* start Available records *

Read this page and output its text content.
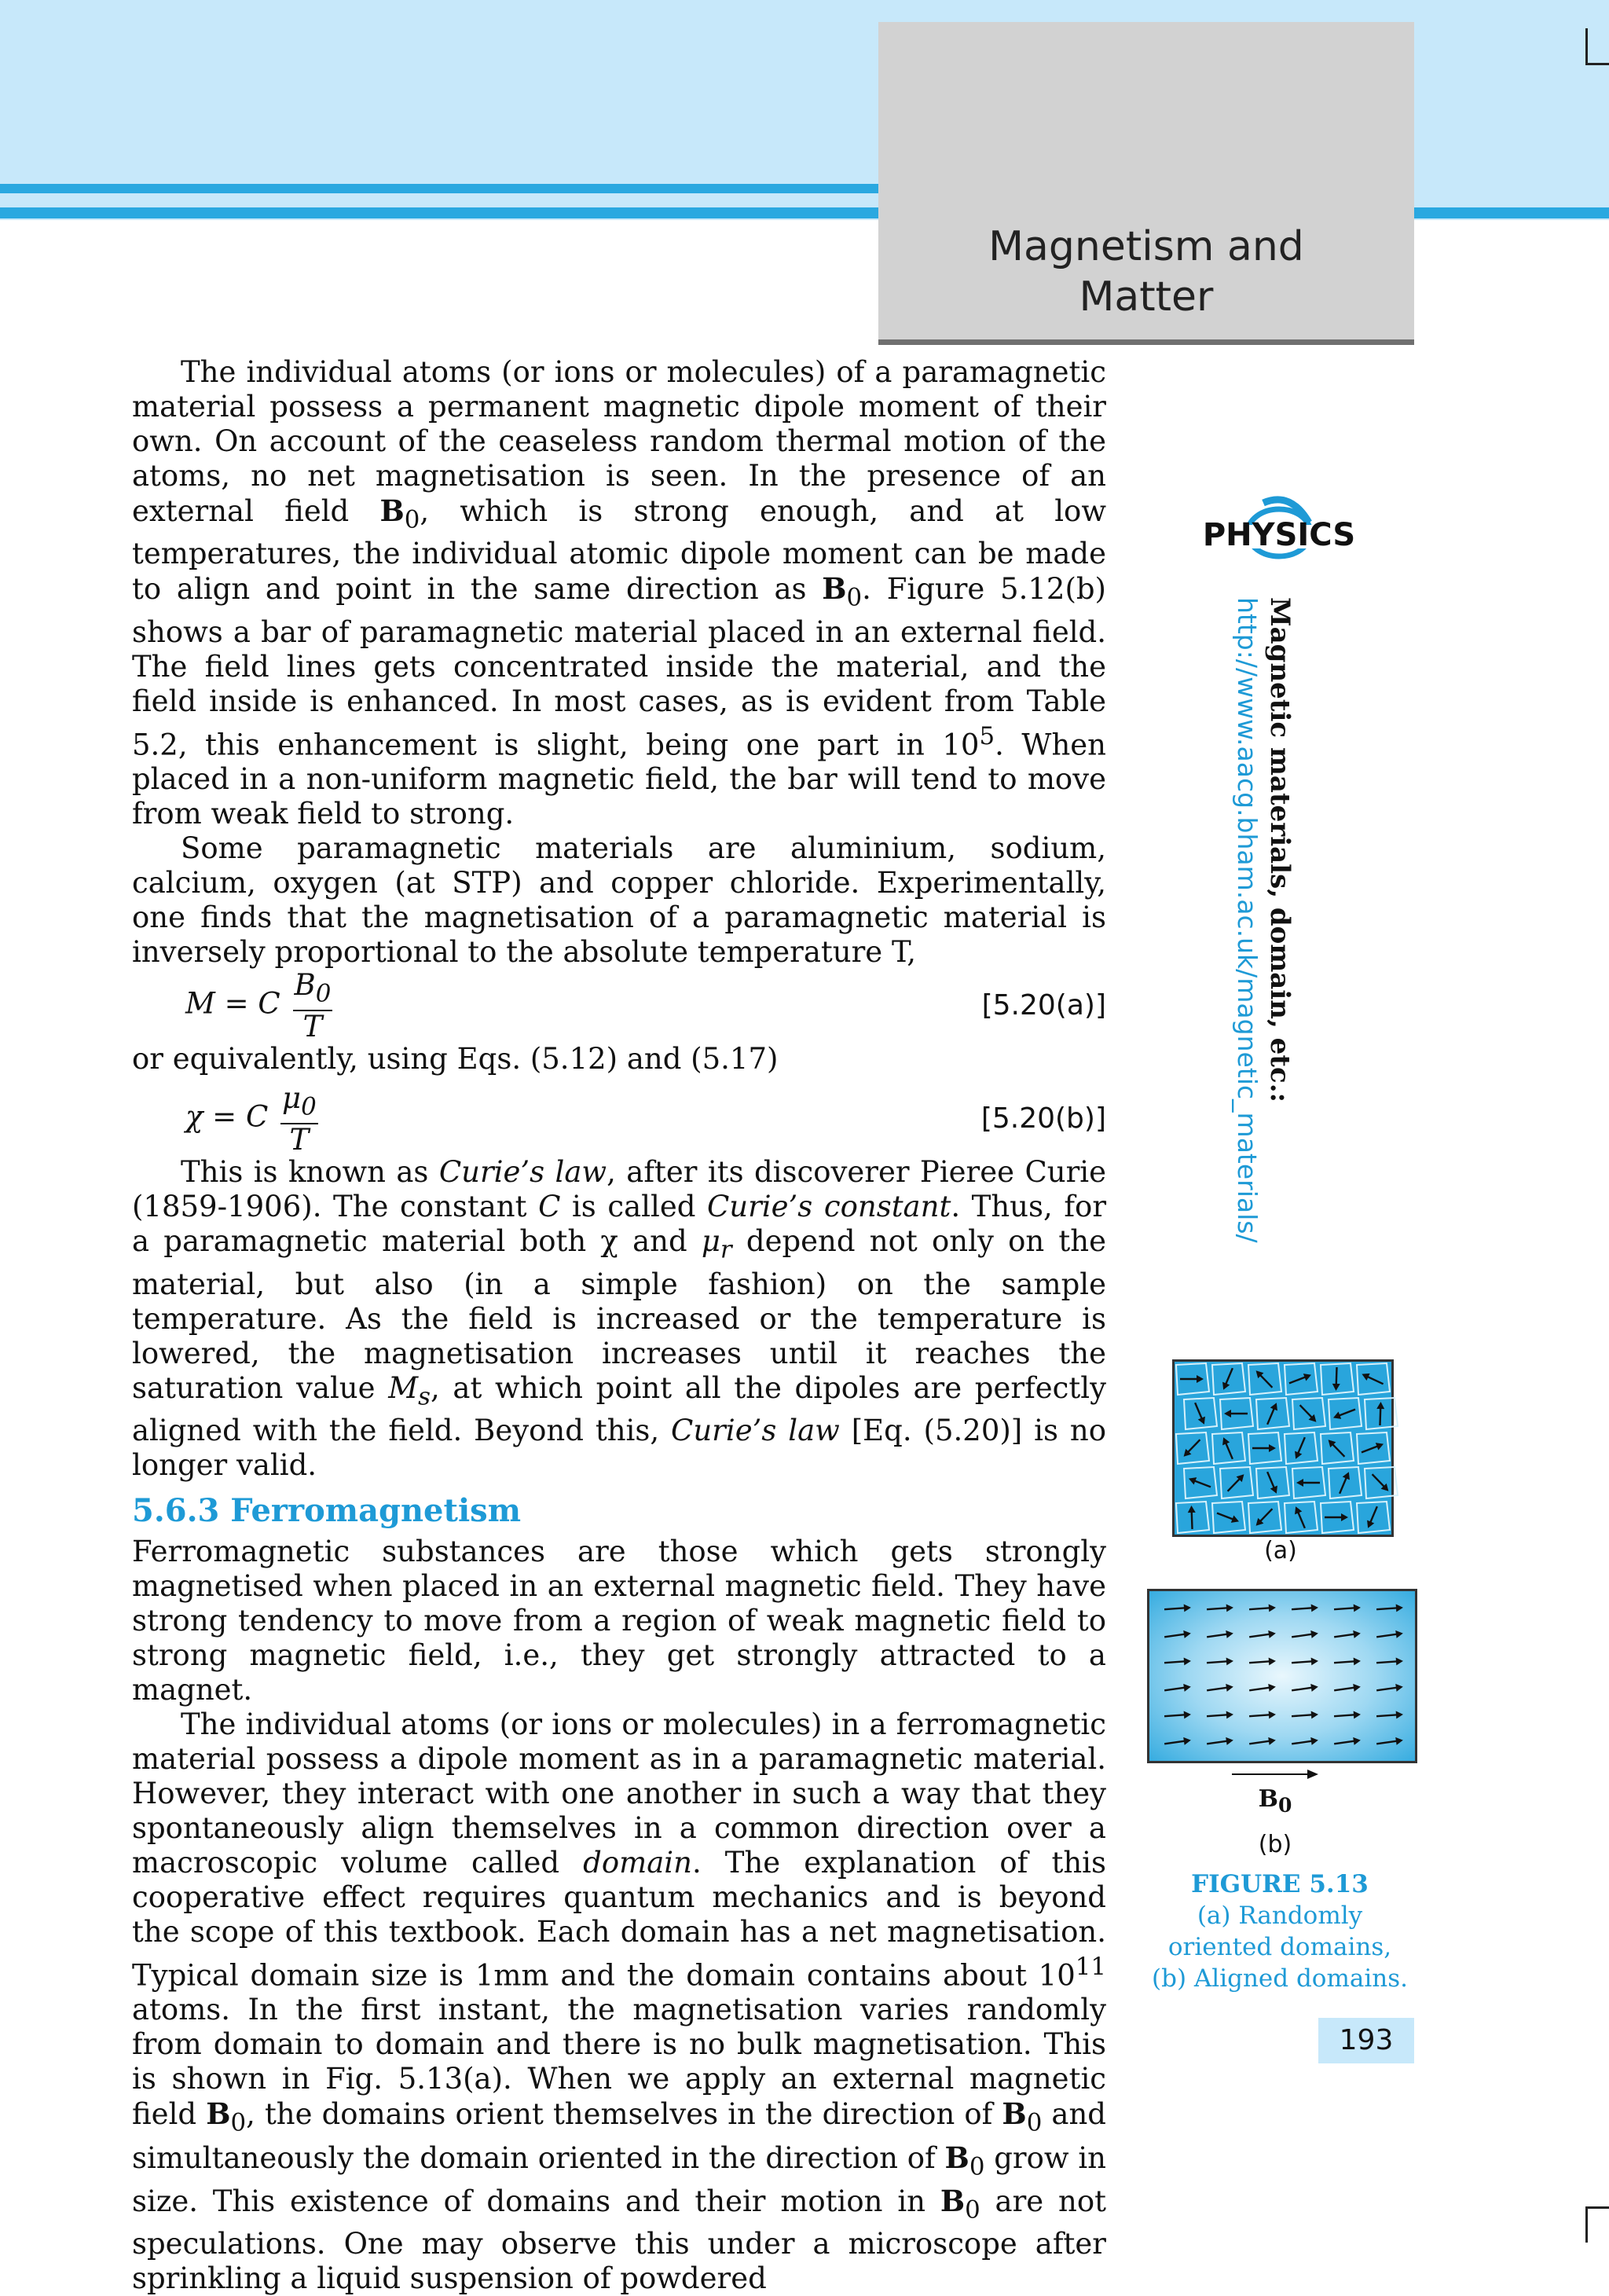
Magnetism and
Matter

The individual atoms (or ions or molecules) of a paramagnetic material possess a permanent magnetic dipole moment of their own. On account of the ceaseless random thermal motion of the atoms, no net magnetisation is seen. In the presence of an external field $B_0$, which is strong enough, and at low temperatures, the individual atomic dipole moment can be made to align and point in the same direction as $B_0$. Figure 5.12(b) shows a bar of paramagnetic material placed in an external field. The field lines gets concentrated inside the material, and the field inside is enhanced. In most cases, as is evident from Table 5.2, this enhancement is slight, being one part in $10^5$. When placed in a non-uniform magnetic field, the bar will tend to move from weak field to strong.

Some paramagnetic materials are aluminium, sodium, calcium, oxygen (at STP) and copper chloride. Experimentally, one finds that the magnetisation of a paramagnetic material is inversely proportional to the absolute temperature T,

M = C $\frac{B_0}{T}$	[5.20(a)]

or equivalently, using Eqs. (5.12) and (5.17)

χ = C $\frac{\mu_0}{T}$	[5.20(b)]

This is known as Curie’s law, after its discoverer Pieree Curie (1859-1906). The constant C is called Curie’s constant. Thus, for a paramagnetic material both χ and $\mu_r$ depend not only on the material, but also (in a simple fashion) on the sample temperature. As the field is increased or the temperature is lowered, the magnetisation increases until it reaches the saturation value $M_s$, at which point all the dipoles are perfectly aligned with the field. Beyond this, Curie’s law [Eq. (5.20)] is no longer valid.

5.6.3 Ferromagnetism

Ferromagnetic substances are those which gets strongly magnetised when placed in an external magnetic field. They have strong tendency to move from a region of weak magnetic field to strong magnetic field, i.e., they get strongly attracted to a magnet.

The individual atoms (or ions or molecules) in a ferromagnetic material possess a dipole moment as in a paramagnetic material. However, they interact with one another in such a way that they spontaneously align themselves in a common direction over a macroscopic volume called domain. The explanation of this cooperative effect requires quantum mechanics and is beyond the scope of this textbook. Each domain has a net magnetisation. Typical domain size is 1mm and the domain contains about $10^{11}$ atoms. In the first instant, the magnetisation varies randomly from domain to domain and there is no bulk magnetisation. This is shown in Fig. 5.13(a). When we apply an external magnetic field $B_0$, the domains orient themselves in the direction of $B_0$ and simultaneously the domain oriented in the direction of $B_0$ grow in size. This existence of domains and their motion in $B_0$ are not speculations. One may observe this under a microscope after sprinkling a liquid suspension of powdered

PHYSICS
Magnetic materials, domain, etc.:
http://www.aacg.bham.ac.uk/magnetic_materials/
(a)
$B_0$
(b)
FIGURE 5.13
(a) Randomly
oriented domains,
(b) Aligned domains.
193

* end Available records *

## What you have to do
Restate the whole listing above exactly, please, omitting every image.

## Response below
Read this page and output its text content.
Magnetism and
Matter

The individual atoms (or ions or molecules) of a paramagnetic material possess a permanent magnetic dipole moment of their own. On account of the ceaseless random thermal motion of the atoms, no net magnetisation is seen. In the presence of an external field $B_0$, which is strong enough, and at low temperatures, the individual atomic dipole moment can be made to align and point in the same direction as $B_0$. Figure 5.12(b) shows a bar of paramagnetic material placed in an external field. The field lines gets concentrated inside the material, and the field inside is enhanced. In most cases, as is evident from Table 5.2, this enhancement is slight, being one part in $10^5$. When placed in a non-uniform magnetic field, the bar will tend to move from weak field to strong.

Some paramagnetic materials are aluminium, sodium, calcium, oxygen (at STP) and copper chloride. Experimentally, one finds that the magnetisation of a paramagnetic material is inversely proportional to the absolute temperature T,

M = C $\frac{B_0}{T}$	[5.20(a)]

or equivalently, using Eqs. (5.12) and (5.17)

χ = C $\frac{\mu_0}{T}$	[5.20(b)]

This is known as Curie’s law, after its discoverer Pieree Curie (1859-1906). The constant C is called Curie’s constant. Thus, for a paramagnetic material both χ and $\mu_r$ depend not only on the material, but also (in a simple fashion) on the sample temperature. As the field is increased or the temperature is lowered, the magnetisation increases until it reaches the saturation value $M_s$, at which point all the dipoles are perfectly aligned with the field. Beyond this, Curie’s law [Eq. (5.20)] is no longer valid.

5.6.3 Ferromagnetism

Ferromagnetic substances are those which gets strongly magnetised when placed in an external magnetic field. They have strong tendency to move from a region of weak magnetic field to strong magnetic field, i.e., they get strongly attracted to a magnet.

The individual atoms (or ions or molecules) in a ferromagnetic material possess a dipole moment as in a paramagnetic material. However, they interact with one another in such a way that they spontaneously align themselves in a common direction over a macroscopic volume called domain. The explanation of this cooperative effect requires quantum mechanics and is beyond the scope of this textbook. Each domain has a net magnetisation. Typical domain size is 1mm and the domain contains about $10^{11}$ atoms. In the first instant, the magnetisation varies randomly from domain to domain and there is no bulk magnetisation. This is shown in Fig. 5.13(a). When we apply an external magnetic field $B_0$, the domains orient themselves in the direction of $B_0$ and simultaneously the domain oriented in the direction of $B_0$ grow in size. This existence of domains and their motion in $B_0$ are not speculations. One may observe this under a microscope after sprinkling a liquid suspension of powdered

PHYSICS
Magnetic materials, domain, etc.:
http://www.aacg.bham.ac.uk/magnetic_materials/
(a)
$B_0$
(b)
FIGURE 5.13
(a) Randomly
oriented domains,
(b) Aligned domains.
193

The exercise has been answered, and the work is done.